#### Passage source
####################
La crise de 2007-2008 a eu pour effet la restauration d'un soutien politique très marqué à nos travaux ; cela a permis des changements spectaculaires. La gouvernance mondiale a été modifiée avec l'émergence du G20 au niveau des chefs d'État et de gouvernement et non plus seulement des gouverneurs des banques centrales et des ministres des finances. Le sommet du G20 réuni le 15 novembre 2008 a été le point de départ d'une impulsion politique très forte et, depuis lors, des progrès considérables ont été accomplis en matière de transparence d'une part, de lutte contre la planification fiscale des entreprises d'autre part.
Pour ce qui est de la transparence, nous nous sommes employés à mettre fin au secret bancaire. À la demande des chefs d'État et de gouvernement du G20, j'ai été chargé, le 2 avril 2009, de dresser la liste actualisée des juridictions non-coopératives. Dans cette liste, qui a été publiée en même temps que les conclusions du sommet du G20 réuni à Londres, figuraient des États membres de l'OCDE – les quatre pays à secret bancaire qu'étaient la Suisse, le Luxembourg, la Belgique et l'Autriche –, ce qui n'est pas une situation très facile. Sous la pression de cette publication, ces pays ont fait leur le principe de l'échange de renseignements à la demande, qui était la norme à l'époque. L'ensemble des juridictions financières ont donc accepté de se plier à cette norme.
L'OCDE a ensuite créé et hébergé en son sein le Forum mondial sur la transparence et l'échange de renseignements à des fins fiscales ; l'organisme rassemble sur un pied d'égalité cent trente-sept États membres, dont de nombreux pays en développement. Puis, en 2014, à la demande du G20 et sur proposition de l'OCDE, a été adoptée la nouvelle norme internationale d'échange automatique de renseignements relatifs aux comptes financiers en matière fiscale. Il en résultera, à partir du 1er juillet 2017, l'échange automatique des données relatives aux comptes bancaires ouverts au 31 décembre 2016 : solde, intérêts et dividendes perçus, tous autres revenus y ayant transité, et aussi toutes transactions intervenues, pour permettre de calculer les plus-values éventuelles. Ces renseignements collectés par le gouvernement du pays de résidence de l'institution financière où le compte est ouvert – qu'il soit détenu directement ou par le biais d'un trust ou d'une société off-shore – seront transmis automatiquement chaque année au gouvernement du pays de résidence du détenteur du compte, sous un format informatique standardisé et crypté, de manière bilatérale.
####################
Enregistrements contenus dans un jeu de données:
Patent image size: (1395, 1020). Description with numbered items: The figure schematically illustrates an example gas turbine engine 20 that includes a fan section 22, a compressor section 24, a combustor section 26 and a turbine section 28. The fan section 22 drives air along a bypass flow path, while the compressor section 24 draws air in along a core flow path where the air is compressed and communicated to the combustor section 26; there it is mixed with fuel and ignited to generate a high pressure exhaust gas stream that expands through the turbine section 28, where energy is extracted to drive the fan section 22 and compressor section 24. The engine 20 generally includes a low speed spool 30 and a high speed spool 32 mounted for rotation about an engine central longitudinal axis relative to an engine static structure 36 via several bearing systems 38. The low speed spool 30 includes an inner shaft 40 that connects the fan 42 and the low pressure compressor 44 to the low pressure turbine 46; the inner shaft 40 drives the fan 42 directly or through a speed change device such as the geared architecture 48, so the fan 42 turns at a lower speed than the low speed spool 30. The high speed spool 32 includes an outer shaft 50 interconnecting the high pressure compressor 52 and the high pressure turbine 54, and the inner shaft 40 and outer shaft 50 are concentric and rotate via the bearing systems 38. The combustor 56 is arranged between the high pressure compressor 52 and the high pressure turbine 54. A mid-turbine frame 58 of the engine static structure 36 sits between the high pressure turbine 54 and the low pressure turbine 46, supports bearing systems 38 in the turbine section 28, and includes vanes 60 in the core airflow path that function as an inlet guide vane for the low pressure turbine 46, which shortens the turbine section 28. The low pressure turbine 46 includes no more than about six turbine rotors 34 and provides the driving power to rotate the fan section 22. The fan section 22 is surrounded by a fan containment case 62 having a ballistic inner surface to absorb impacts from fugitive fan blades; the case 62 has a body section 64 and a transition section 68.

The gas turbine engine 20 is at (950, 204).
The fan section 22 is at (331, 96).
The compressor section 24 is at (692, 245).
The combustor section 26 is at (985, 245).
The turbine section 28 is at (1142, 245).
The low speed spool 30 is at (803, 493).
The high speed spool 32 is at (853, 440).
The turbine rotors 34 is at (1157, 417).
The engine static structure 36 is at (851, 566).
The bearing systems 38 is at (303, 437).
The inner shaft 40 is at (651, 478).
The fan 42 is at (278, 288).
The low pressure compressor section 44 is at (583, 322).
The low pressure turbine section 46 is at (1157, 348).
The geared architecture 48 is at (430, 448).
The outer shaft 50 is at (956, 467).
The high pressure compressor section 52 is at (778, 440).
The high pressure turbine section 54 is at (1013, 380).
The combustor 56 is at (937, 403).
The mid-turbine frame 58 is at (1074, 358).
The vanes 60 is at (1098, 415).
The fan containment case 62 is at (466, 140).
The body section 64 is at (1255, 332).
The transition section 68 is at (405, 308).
####################
#### Consignes de travail
1. Dans le texte sur la transparence fiscale, quels États membres de l'OCDE figuraient sur la liste des juridictions non coopératives publiée lors du sommet du G20 de Londres ?
2. Poursuivez le texte sur la transparence fiscale et l'échange de renseignements en reprenant juste après sa dernière phrase.

#### Réponses attendues
1. La Suisse, le Luxembourg, la Belgique et l'Autriche.

2.
C'en est donc fait du secret bancaire.
À ce jour, cent un pays – tous les membres de l'OCDE ou du G20 et ceux qui sont des places financières – ont pris l'engagement d'échanger les renseignements bancaires de manière automatique, à dater du 1er juillet 2017 pour cinquante-cinq pays, du 1er juillet 2018 pour les autres, par le biais d'instruments que nous leur fournirons. Les États qui n'ont pas encore adopté la nouvelle norme sont des pays en développement qui n'ont pas la capacité technique de mettre le dispositif en oeuvre ; nous les y aidons pour qu'ils puissent se joindre au mouvement.
La condition pour accéder à l'échange de renseignements est d'être en mesure de préserver la confidentialité des informations reçues. Rien ne serait pire que des fuites : elles pourraient avoir des conséquences graves en certaines régions du monde, tels l'enlèvement avec demande de rançon de personnes dont la richesse serait ainsi divulguée ou le chantage. Parce que des fuites et leurs conséquences mettraient en danger le dispositif lui-même, nous prenons très au sérieux la protection de la confidentialité des données échangées.
La fin du secret bancaire est donc effective. Le Forum mondial vérifiera que ses cent trente-sept membres appliquent bien la norme ; ceux qui ne le font pas seront l'objet d'une dénonciation publique et d'un rapport au G20, qui les inscrira, si nécessaire, sur une liste de juridictions non-coopératives. Le dernier État en date qui s'est engagé à l'échange automatique d'informations financières est le Panama. Ce pays a beaucoup tergiversé, et ce que j'ai dit publiquement à ce sujet m'a valu certaines inimitiés sur place, mais la publication des Panama papers l'a finalement conduit à modifier sa législation et à mettre sur pied une administration fiscale apte à procéder à l'échange de renseignements en 2018.
La nouvelle norme a déjà un impact considérable ; près de 70 milliards d'euros d'impôts ont été collectés dans la vingtaine de pays qui ont créé, comme la France, des guichets auprès desquels les contribuables peuvent déclarer les comptes bancaires secrètement détenus à l'étranger moyennant une réduction des pénalités ou l'exemption de poursuites pénales. Le Brésil, par exemple, a annoncé il y a quinze jours avoir collecté 14 milliards d'euros d'impôts par ce biais. La collecte totale est bien supérieure aux 70 milliards d'euros dont j'ai fait état, tous les pays ne nous ayant pas donné d'informations à ce sujet.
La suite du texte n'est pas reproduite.